• REQUIREMENTS:
Reproduce each line of the material exactly, minus any picture.

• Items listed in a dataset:
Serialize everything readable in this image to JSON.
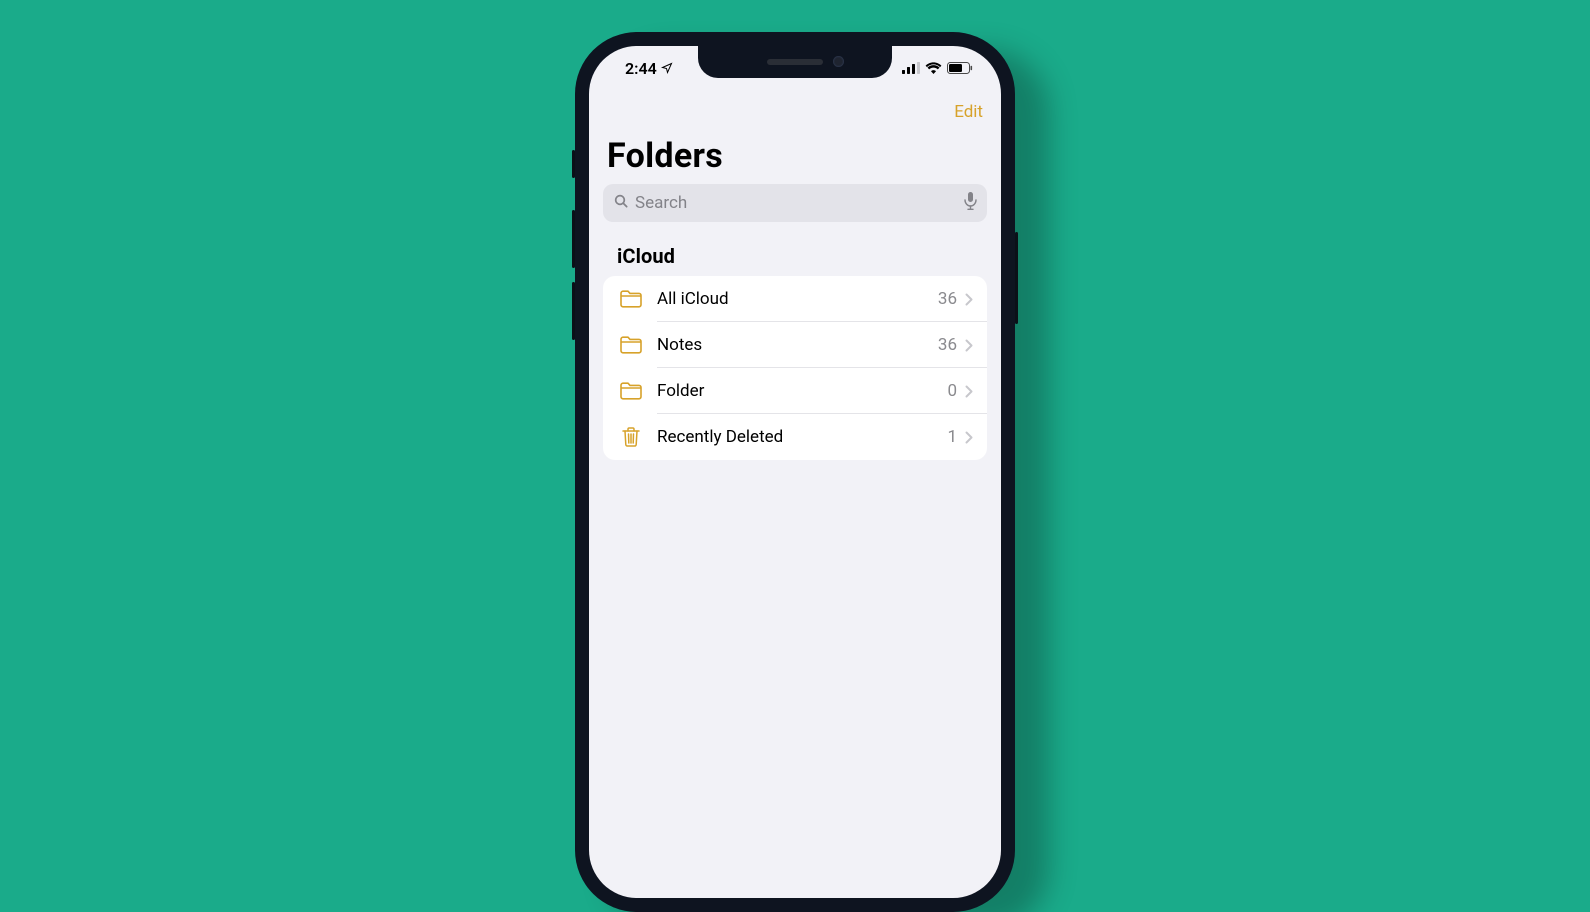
{
  "statusBar": {
    "time": "2:44"
  },
  "nav": {
    "edit": "Edit"
  },
  "page": {
    "title": "Folders"
  },
  "search": {
    "placeholder": "Search"
  },
  "section": {
    "header": "iCloud"
  },
  "folders": [
    {
      "icon": "folder",
      "label": "All iCloud",
      "count": "36"
    },
    {
      "icon": "folder",
      "label": "Notes",
      "count": "36"
    },
    {
      "icon": "folder",
      "label": "Folder",
      "count": "0"
    },
    {
      "icon": "trash",
      "label": "Recently Deleted",
      "count": "1"
    }
  ],
  "colors": {
    "accent": "#d7a22a",
    "background": "#1aab8a"
  }
}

• WRITTEN RESPONSE:
Serialize everything readable in this image to JSON.
{
  "statusBar": {
    "time": "2:44"
  },
  "nav": {
    "edit": "Edit"
  },
  "page": {
    "title": "Folders"
  },
  "search": {
    "placeholder": "Search"
  },
  "section": {
    "header": "iCloud"
  },
  "folders": [
    {
      "icon": "folder",
      "label": "All iCloud",
      "count": "36"
    },
    {
      "icon": "folder",
      "label": "Notes",
      "count": "36"
    },
    {
      "icon": "folder",
      "label": "Folder",
      "count": "0"
    },
    {
      "icon": "trash",
      "label": "Recently Deleted",
      "count": "1"
    }
  ],
  "colors": {
    "accent": "#d7a22a",
    "background": "#1aab8a"
  }
}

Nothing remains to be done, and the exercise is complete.